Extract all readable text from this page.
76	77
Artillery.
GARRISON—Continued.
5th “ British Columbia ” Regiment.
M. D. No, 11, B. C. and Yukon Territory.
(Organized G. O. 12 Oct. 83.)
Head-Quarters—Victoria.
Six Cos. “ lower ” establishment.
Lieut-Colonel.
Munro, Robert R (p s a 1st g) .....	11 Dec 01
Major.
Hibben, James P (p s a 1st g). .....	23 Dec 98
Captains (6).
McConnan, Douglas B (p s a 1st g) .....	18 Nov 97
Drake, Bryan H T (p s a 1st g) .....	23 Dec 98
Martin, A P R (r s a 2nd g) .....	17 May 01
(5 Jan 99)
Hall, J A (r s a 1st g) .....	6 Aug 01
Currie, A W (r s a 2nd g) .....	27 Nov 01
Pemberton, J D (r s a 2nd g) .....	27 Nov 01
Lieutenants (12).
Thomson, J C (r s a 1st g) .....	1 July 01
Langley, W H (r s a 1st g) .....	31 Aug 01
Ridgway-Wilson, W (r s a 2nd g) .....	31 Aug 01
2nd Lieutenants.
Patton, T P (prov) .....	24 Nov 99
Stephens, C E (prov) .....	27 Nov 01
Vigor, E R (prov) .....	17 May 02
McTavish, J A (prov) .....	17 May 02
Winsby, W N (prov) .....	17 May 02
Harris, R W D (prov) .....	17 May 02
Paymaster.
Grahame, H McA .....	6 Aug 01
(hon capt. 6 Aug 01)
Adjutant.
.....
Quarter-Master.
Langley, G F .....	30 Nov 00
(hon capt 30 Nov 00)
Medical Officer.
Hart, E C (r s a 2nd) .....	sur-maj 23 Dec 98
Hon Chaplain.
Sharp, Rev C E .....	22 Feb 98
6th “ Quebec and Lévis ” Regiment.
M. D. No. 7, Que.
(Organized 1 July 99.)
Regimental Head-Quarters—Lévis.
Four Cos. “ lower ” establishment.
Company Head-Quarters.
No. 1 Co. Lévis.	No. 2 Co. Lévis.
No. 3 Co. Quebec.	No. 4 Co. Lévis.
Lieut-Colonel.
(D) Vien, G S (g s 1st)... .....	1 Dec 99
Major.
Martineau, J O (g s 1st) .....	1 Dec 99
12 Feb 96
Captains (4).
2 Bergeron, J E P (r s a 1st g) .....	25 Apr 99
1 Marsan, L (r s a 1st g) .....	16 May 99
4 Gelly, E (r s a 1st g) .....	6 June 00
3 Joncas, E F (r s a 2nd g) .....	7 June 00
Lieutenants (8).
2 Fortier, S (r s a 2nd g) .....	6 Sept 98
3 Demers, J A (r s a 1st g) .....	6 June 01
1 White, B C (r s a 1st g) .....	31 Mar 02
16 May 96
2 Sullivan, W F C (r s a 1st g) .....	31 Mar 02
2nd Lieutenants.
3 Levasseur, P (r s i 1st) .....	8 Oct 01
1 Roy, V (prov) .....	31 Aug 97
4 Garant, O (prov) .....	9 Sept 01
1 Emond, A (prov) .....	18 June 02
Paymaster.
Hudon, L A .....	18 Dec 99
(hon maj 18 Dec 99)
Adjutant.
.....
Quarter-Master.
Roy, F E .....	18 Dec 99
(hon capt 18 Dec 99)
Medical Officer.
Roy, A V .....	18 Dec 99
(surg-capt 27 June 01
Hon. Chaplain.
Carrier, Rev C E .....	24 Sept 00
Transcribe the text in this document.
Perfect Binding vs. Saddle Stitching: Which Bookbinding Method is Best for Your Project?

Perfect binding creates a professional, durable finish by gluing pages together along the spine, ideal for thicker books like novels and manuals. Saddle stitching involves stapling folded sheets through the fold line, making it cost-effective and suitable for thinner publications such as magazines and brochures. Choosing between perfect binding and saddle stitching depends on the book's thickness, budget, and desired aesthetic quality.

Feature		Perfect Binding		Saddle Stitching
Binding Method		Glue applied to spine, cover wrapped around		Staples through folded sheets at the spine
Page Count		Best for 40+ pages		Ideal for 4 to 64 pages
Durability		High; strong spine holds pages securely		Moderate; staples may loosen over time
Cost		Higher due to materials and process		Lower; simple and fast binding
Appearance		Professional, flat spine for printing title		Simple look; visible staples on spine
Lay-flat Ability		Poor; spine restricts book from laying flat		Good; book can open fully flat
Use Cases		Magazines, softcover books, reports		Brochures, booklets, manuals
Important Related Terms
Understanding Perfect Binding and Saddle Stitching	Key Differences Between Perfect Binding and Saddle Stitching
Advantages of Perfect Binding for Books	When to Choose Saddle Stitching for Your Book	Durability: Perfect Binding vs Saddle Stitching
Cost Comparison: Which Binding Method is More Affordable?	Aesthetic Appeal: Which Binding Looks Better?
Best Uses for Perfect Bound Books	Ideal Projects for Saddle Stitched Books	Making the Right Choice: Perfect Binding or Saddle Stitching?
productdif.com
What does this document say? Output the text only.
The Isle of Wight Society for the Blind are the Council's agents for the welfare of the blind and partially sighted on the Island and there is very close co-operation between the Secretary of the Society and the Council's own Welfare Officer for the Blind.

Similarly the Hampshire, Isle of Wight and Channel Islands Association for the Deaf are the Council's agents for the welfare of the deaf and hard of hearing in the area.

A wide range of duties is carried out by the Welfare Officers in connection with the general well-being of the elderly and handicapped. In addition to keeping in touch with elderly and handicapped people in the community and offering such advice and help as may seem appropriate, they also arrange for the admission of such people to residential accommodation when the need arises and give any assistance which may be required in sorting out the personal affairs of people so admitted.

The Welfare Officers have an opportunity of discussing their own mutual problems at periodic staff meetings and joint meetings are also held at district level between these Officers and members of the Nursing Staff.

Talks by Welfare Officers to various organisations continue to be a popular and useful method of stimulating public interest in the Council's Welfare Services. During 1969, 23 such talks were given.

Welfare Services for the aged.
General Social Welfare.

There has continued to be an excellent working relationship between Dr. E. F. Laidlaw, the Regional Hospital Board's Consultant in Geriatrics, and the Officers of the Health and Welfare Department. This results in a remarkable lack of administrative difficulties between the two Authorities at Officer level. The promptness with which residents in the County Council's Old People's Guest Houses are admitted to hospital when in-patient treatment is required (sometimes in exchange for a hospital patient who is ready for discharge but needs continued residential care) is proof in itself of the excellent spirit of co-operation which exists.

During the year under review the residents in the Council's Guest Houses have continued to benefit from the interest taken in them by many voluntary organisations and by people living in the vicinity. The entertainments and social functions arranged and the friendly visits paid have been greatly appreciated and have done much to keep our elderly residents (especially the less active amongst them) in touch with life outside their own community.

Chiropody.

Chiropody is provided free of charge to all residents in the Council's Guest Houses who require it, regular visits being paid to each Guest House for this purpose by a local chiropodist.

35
□ □ □ □ □
#### [Job]
Write out each line of the data above again, exactly as given.

#### [Reply]
Extract all readable text from this page.
76	77
Artillery.
GARRISON—Continued.
5th “ British Columbia ” Regiment.
M. D. No, 11, B. C. and Yukon Territory.
(Organized G. O. 12 Oct. 83.)
Head-Quarters—Victoria.
Six Cos. “ lower ” establishment.
Lieut-Colonel.
Munro, Robert R (p s a 1st g) .....	11 Dec 01
Major.
Hibben, James P (p s a 1st g). .....	23 Dec 98
Captains (6).
McConnan, Douglas B (p s a 1st g) .....	18 Nov 97
Drake, Bryan H T (p s a 1st g) .....	23 Dec 98
Martin, A P R (r s a 2nd g) .....	17 May 01
(5 Jan 99)
Hall, J A (r s a 1st g) .....	6 Aug 01
Currie, A W (r s a 2nd g) .....	27 Nov 01
Pemberton, J D (r s a 2nd g) .....	27 Nov 01
Lieutenants (12).
Thomson, J C (r s a 1st g) .....	1 July 01
Langley, W H (r s a 1st g) .....	31 Aug 01
Ridgway-Wilson, W (r s a 2nd g) .....	31 Aug 01
2nd Lieutenants.
Patton, T P (prov) .....	24 Nov 99
Stephens, C E (prov) .....	27 Nov 01
Vigor, E R (prov) .....	17 May 02
McTavish, J A (prov) .....	17 May 02
Winsby, W N (prov) .....	17 May 02
Harris, R W D (prov) .....	17 May 02
Paymaster.
Grahame, H McA .....	6 Aug 01
(hon capt. 6 Aug 01)
Adjutant.
.....
Quarter-Master.
Langley, G F .....	30 Nov 00
(hon capt 30 Nov 00)
Medical Officer.
Hart, E C (r s a 2nd) .....	sur-maj 23 Dec 98
Hon Chaplain.
Sharp, Rev C E .....	22 Feb 98
6th “ Quebec and Lévis ” Regiment.
M. D. No. 7, Que.
(Organized 1 July 99.)
Regimental Head-Quarters—Lévis.
Four Cos. “ lower ” establishment.
Company Head-Quarters.
No. 1 Co. Lévis.	No. 2 Co. Lévis.
No. 3 Co. Quebec.	No. 4 Co. Lévis.
Lieut-Colonel.
(D) Vien, G S (g s 1st)... .....	1 Dec 99
Major.
Martineau, J O (g s 1st) .....	1 Dec 99
12 Feb 96
Captains (4).
2 Bergeron, J E P (r s a 1st g) .....	25 Apr 99
1 Marsan, L (r s a 1st g) .....	16 May 99
4 Gelly, E (r s a 1st g) .....	6 June 00
3 Joncas, E F (r s a 2nd g) .....	7 June 00
Lieutenants (8).
2 Fortier, S (r s a 2nd g) .....	6 Sept 98
3 Demers, J A (r s a 1st g) .....	6 June 01
1 White, B C (r s a 1st g) .....	31 Mar 02
16 May 96
2 Sullivan, W F C (r s a 1st g) .....	31 Mar 02
2nd Lieutenants.
3 Levasseur, P (r s i 1st) .....	8 Oct 01
1 Roy, V (prov) .....	31 Aug 97
4 Garant, O (prov) .....	9 Sept 01
1 Emond, A (prov) .....	18 June 02
Paymaster.
Hudon, L A .....	18 Dec 99
(hon maj 18 Dec 99)
Adjutant.
.....
Quarter-Master.
Roy, F E .....	18 Dec 99
(hon capt 18 Dec 99)
Medical Officer.
Roy, A V .....	18 Dec 99
(surg-capt 27 June 01
Hon. Chaplain.
Carrier, Rev C E .....	24 Sept 00
Transcribe the text in this document.
Perfect Binding vs. Saddle Stitching: Which Bookbinding Method is Best for Your Project?

Perfect binding creates a professional, durable finish by gluing pages together along the spine, ideal for thicker books like novels and manuals. Saddle stitching involves stapling folded sheets through the fold line, making it cost-effective and suitable for thinner publications such as magazines and brochures. Choosing between perfect binding and saddle stitching depends on the book's thickness, budget, and desired aesthetic quality.

Feature		Perfect Binding		Saddle Stitching
Binding Method		Glue applied to spine, cover wrapped around		Staples through folded sheets at the spine
Page Count		Best for 40+ pages		Ideal for 4 to 64 pages
Durability		High; strong spine holds pages securely		Moderate; staples may loosen over time
Cost		Higher due to materials and process		Lower; simple and fast binding
Appearance		Professional, flat spine for printing title		Simple look; visible staples on spine
Lay-flat Ability		Poor; spine restricts book from laying flat		Good; book can open fully flat
Use Cases		Magazines, softcover books, reports		Brochures, booklets, manuals
Important Related Terms
Understanding Perfect Binding and Saddle Stitching	Key Differences Between Perfect Binding and Saddle Stitching
Advantages of Perfect Binding for Books	When to Choose Saddle Stitching for Your Book	Durability: Perfect Binding vs Saddle Stitching
Cost Comparison: Which Binding Method is More Affordable?	Aesthetic Appeal: Which Binding Looks Better?
Best Uses for Perfect Bound Books	Ideal Projects for Saddle Stitched Books	Making the Right Choice: Perfect Binding or Saddle Stitching?
productdif.com
What does this document say? Output the text only.
The Isle of Wight Society for the Blind are the Council's agents for the welfare of the blind and partially sighted on the Island and there is very close co-operation between the Secretary of the Society and the Council's own Welfare Officer for the Blind.

Similarly the Hampshire, Isle of Wight and Channel Islands Association for the Deaf are the Council's agents for the welfare of the deaf and hard of hearing in the area.

A wide range of duties is carried out by the Welfare Officers in connection with the general well-being of the elderly and handicapped. In addition to keeping in touch with elderly and handicapped people in the community and offering such advice and help as may seem appropriate, they also arrange for the admission of such people to residential accommodation when the need arises and give any assistance which may be required in sorting out the personal affairs of people so admitted.

The Welfare Officers have an opportunity of discussing their own mutual problems at periodic staff meetings and joint meetings are also held at district level between these Officers and members of the Nursing Staff.

Talks by Welfare Officers to various organisations continue to be a popular and useful method of stimulating public interest in the Council's Welfare Services. During 1969, 23 such talks were given.

Welfare Services for the aged.
General Social Welfare.

There has continued to be an excellent working relationship between Dr. E. F. Laidlaw, the Regional Hospital Board's Consultant in Geriatrics, and the Officers of the Health and Welfare Department. This results in a remarkable lack of administrative difficulties between the two Authorities at Officer level. The promptness with which residents in the County Council's Old People's Guest Houses are admitted to hospital when in-patient treatment is required (sometimes in exchange for a hospital patient who is ready for discharge but needs continued residential care) is proof in itself of the excellent spirit of co-operation which exists.

During the year under review the residents in the Council's Guest Houses have continued to benefit from the interest taken in them by many voluntary organisations and by people living in the vicinity. The entertainments and social functions arranged and the friendly visits paid have been greatly appreciated and have done much to keep our elderly residents (especially the less active amongst them) in touch with life outside their own community.

Chiropody.

Chiropody is provided free of charge to all residents in the Council's Guest Houses who require it, regular visits being paid to each Guest House for this purpose by a local chiropodist.

35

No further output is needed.